(Source extract):

Designated by the United Nations General Assembly in 1993, World Water Day helps put a spotlight on a range of global water issues. While water scarcity and pollution are most severe in developing countries, the United States has its share of concerns, too.

Written by Tara Lohan Published on Read time Approx. 5 minutes

If you live in the United States or many other developed countries, you can likely count yourself among the lucky ones on this planet. Across much of the developing world, water continues to be a daily crisis of both quantity or quality. Some have not enough to drink or what water is available is not safe to consume.

World Water Day first started to highlight this stark reality in 1993 as a designation by the United Nations General Assembly to “learn more about water related issues, be inspired to tell others and take action to make a difference.”

Since then, we’ve come a long way. The United Nations reports that 2.6 billion more people now have access to an improved drinking water source than they did 26 years ago. But we also have much, much farther to go.

Today, whether in a developing or developed country, there are pressures on water resources from development, pollution, climate change and an increasingly crowded planet. Here are five ways that water impacts are hitting home right now:

1. 663 million people don’t have access to safe drinking water.

Despite gains in recent years to close this gap, there are still hundreds of millions of people across the world who don’t have access to the most basic necessity of life – clean drinking water. The vast majority live in the developing world, but even in the U.S. safe drinking water isn’t a given for everyone.

Several high-profile incidents in recent years have highlighted this, although the issue is more widespread. In 2014, 300,000 residents of Charleston, West Virginia had their water supply contaminated by a chemical spill from storage tanks that were improperly maintained. And more recently in Flint, Michigan residents endured 17 months of exposure to lead-contaminated water.

(Data extract):
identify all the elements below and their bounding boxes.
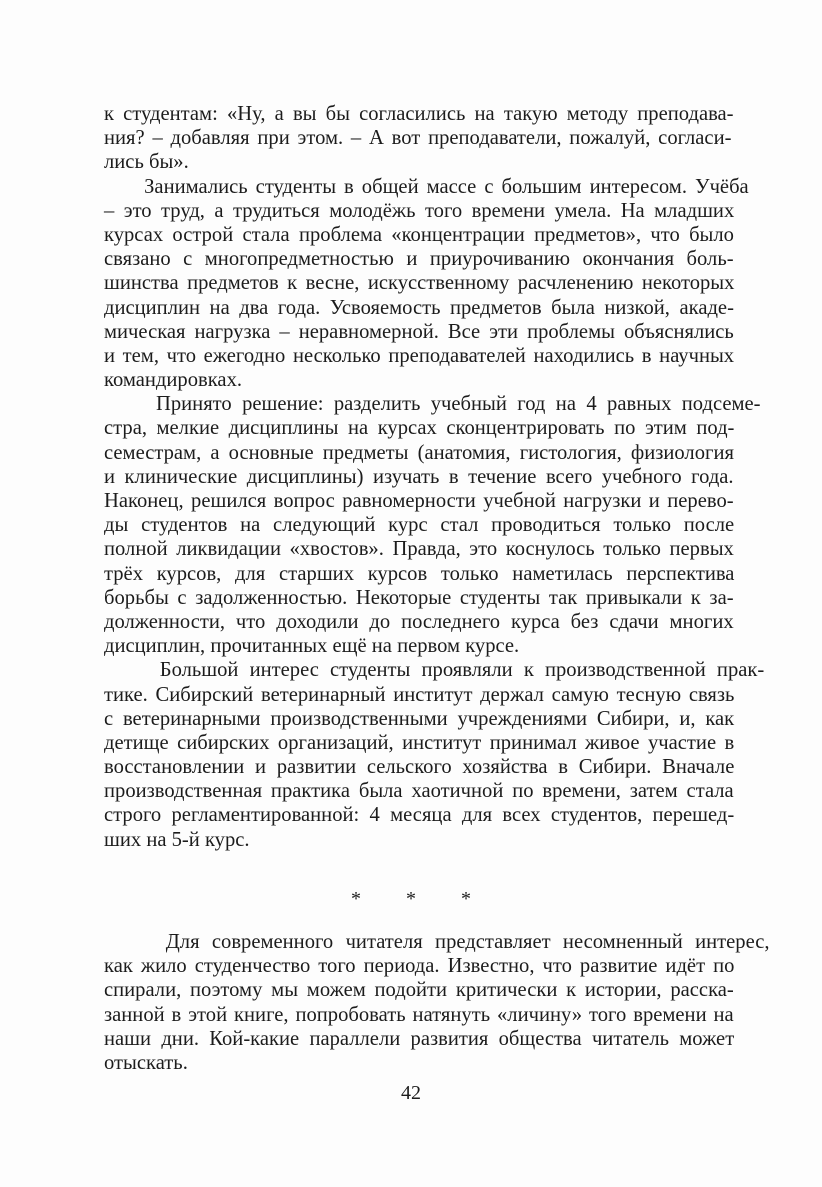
text-line: ших на 5-й курс.: [104, 828, 250, 851]
text-line: к студентам: «Ну, а вы бы согласились на такую методу преподава-: [104, 103, 734, 125]
text-line: детище сибирских организаций, институт принимал живое участие в: [104, 731, 735, 754]
text-line: дисциплин на два года. Усвояемость предметов была низкой, акаде-: [104, 296, 734, 319]
text-line: занной в этой книге, попробовать натянуть «личину» того времени на: [104, 1003, 734, 1026]
text-line: отыскать.: [104, 1051, 188, 1074]
text-line: тике. Сибирский ветеринарный институт держал самую тесную связь: [104, 683, 735, 706]
text-line: строго регламентированной: 4 месяца для всех студентов, перешед-: [104, 804, 735, 827]
text-line: спирали, поэтому мы можем подойти критически к истории, расска-: [104, 979, 734, 1002]
text-line: – это труд, а трудиться молодёжь того времени умела. На младших: [104, 199, 735, 222]
text-line: и тем, что ежегодно несколько преподавателей находились в научных: [104, 344, 735, 367]
text-line: восстановлении и развитии сельского хозяйства в Сибири. Вначале: [104, 756, 735, 779]
text-line: Для современного читателя представляет несомненный интерес,: [104, 931, 770, 953]
text-line: как жило студенчество того периода. Известно, что развитие идёт по: [104, 955, 735, 978]
text-line: связано с многопредметностью и приурочиванию окончания боль-: [104, 248, 734, 271]
text-line: производственная практика была хаотичной по времени, затем стала: [104, 780, 734, 803]
text-line: с ветеринарными производственными учреждениями Сибири, и, как: [104, 707, 735, 730]
text-line: мическая нагрузка – неравномерной. Все эти проблемы объяснялись: [104, 320, 734, 343]
text-line: трёх курсов, для старших курсов только наметилась перспектива: [104, 562, 735, 585]
paragraph-3: [104, 392, 761, 658]
text-line: полной ликвидации «хвостов». Правда, это коснулось только первых: [104, 538, 734, 561]
section-divider: * * *: [351, 888, 491, 910]
text-line: лись бы».: [104, 151, 189, 174]
main-text-top: [104, 102, 765, 852]
text-line: дисциплин, прочитанных ещё на первом курсе.: [104, 635, 520, 658]
paragraph-4: [104, 658, 765, 852]
text-line: Занимались студенты в общей массе с большим интересом. Учёба: [104, 175, 749, 198]
text-line: курсах острой стала проблема «концентрации предметов», что было: [104, 223, 734, 246]
text-line: Принято решение: разделить учебный год на 4 равных подсеме-: [104, 393, 761, 416]
main-text-bottom: [104, 930, 770, 1075]
text-line: и клинические дисциплины) изучать в течение всего учебного года.: [104, 465, 734, 488]
text-line: командировках.: [104, 369, 243, 392]
text-line: наши дни. Кой-какие параллели развития общества читатель может: [104, 1027, 735, 1050]
page-number: 42: [401, 1082, 421, 1104]
text-line: шинства предметов к весне, искусственному расчленению некоторых: [104, 272, 735, 295]
text-line: долженности, что доходили до последнего курса без сдачи многих: [104, 610, 734, 633]
text-line: Наконец, решился вопрос равномерности учебной нагрузки и перево-: [104, 490, 734, 512]
text-line: стра, мелкие дисциплины на курсах сконцентрировать по этим под-: [104, 417, 735, 440]
text-line: ды студентов на следующий курс стал проводиться только после: [104, 514, 735, 537]
text-line: борьбы с задолженностью. Некоторые студенты так привыкали к за-: [104, 586, 734, 609]
text-line: Большой интерес студенты проявляли к производственной прак-: [104, 659, 765, 682]
paragraph-2: [104, 175, 749, 393]
paragraph-1: [104, 102, 734, 175]
text-line: семестрам, а основные предметы (анатомия, гистология, физиология: [104, 441, 734, 464]
text-line: ния? – добавляя при этом. – А вот преподаватели, пожалуй, согласи-: [104, 127, 732, 150]
paragraph-5: [104, 930, 770, 1075]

(The tasks):
1 - The World Water Day article names several pressures on water resources in both developing and developed countries. List every one of them.
2 - Translate this sentence from the World Water Day article into Spanish: "The United Nations reports that 2.6 billion more people now have access to an improved drinking water source than they did 26 years ago."
3 - Pick up the World Water Day article after its final sentence and keep writing it.

(Task-by-task results):
1 -
- Development
- Pollution
- Climate change
- An increasingly crowded planet

2 - Las Naciones Unidas informan que ahora 2.600 millones de personas más que hace 26 años tienen acceso a una fuente mejorada de agua potable.

3 -
Problems persist in California, too, especially in small, rural communities where groundwater systems are often unregulated or communities do not have enough money to pay for treatments systems to remove all contaminants. About 2 million Californians get their water from systems that are not regulated by the state. Many are exposed to dangerous levels of arsenic and nitrates, among other things. The Community Water Center reports that around 1 million Californians are without a reliable source of clean drinking water.

2. The Colorado River, which supports 16 million American jobs, is threatened.

The theme for this year’s World Water Day is jobs, and in the U.S. the Colorado River is one of the hardest working rivers. A report from Arizona State University found that the river system generates $1.4 trillion in economic benefits each year to the seven Colorado River Basin states that rely on it (Colorado, Wyoming, Arizona, Nevada, Utah, New Mexico and California). By far the biggest economic haul comes from California, which generates $657 billion in annual gross state product.

But jobs and money could be on the line, along with a lot more as the Colorado River has endured a “historic, extended drought,” that began in 2000, according to the Department of the Interior.

The river faces not just a shortage of precipitation, but it has been vastly over allocated and mismanaged for decades.

“For a century, seven states engineered ways to wring ever more water from the river, defying all natural limitations,” reported ProPublica in a series called “Killing the Colorado.” “But now, the very water laws and policies that shaped progress are rendering the West more vulnerable to drought and less fit to adapt to climate change.”

3. The American Society of Civil Engineers gave the U.S. drinking water infrastructure system a D grade.

The U.S. aging water infrastructure system is in dire need of an upgrade, which could cost more than $1 trillion, according to a 2013 report by the American Society of Civil Engineers (ASCE), which points out that there are 240,000 water main breaks a year – resulting in a lot of wasted water.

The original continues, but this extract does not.